Figure data in JSON
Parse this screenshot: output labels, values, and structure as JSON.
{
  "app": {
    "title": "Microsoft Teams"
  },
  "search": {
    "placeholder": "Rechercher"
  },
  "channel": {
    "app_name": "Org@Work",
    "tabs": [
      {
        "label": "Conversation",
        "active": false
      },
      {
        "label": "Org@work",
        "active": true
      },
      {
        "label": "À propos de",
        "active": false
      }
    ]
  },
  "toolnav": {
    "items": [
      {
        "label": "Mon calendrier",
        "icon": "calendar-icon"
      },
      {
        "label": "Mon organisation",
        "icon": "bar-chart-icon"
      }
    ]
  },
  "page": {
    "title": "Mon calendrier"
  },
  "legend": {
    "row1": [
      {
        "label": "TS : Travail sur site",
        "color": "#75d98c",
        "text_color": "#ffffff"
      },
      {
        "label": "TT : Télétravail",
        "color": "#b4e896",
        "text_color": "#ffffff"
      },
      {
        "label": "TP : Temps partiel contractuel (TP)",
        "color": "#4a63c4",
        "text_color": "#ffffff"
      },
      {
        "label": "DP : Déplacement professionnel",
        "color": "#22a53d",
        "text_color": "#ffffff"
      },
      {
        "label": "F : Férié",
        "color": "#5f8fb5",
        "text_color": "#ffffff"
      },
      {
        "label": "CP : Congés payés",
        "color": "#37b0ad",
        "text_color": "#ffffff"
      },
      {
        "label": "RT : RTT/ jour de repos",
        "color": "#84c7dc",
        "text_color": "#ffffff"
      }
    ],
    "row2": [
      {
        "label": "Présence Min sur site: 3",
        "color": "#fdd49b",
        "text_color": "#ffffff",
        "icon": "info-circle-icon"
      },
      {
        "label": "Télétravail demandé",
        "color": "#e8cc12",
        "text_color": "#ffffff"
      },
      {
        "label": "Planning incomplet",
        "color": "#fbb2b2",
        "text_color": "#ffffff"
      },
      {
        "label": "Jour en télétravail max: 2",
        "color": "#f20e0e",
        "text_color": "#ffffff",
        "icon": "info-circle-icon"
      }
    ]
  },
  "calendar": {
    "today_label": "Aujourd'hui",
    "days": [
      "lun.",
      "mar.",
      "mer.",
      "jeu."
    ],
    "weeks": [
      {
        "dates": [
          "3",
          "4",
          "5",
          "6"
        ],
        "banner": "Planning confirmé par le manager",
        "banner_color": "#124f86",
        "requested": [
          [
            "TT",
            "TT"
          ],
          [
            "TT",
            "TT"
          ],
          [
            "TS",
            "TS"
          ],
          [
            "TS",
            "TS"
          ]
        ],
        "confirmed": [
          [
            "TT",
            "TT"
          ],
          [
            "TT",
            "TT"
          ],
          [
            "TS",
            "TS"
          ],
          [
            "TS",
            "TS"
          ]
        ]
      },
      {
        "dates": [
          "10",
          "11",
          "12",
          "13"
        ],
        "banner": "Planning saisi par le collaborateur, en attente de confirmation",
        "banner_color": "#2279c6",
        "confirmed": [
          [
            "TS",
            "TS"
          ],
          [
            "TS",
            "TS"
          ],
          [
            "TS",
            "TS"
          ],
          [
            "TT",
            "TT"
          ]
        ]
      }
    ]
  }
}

- **Direction**:
From the listing above, return each line with the word "icon".

- **Result of this exercise**:
        "icon": "calendar-icon"
        "icon": "bar-chart-icon"
        "icon": "info-circle-icon"
        "icon": "info-circle-icon"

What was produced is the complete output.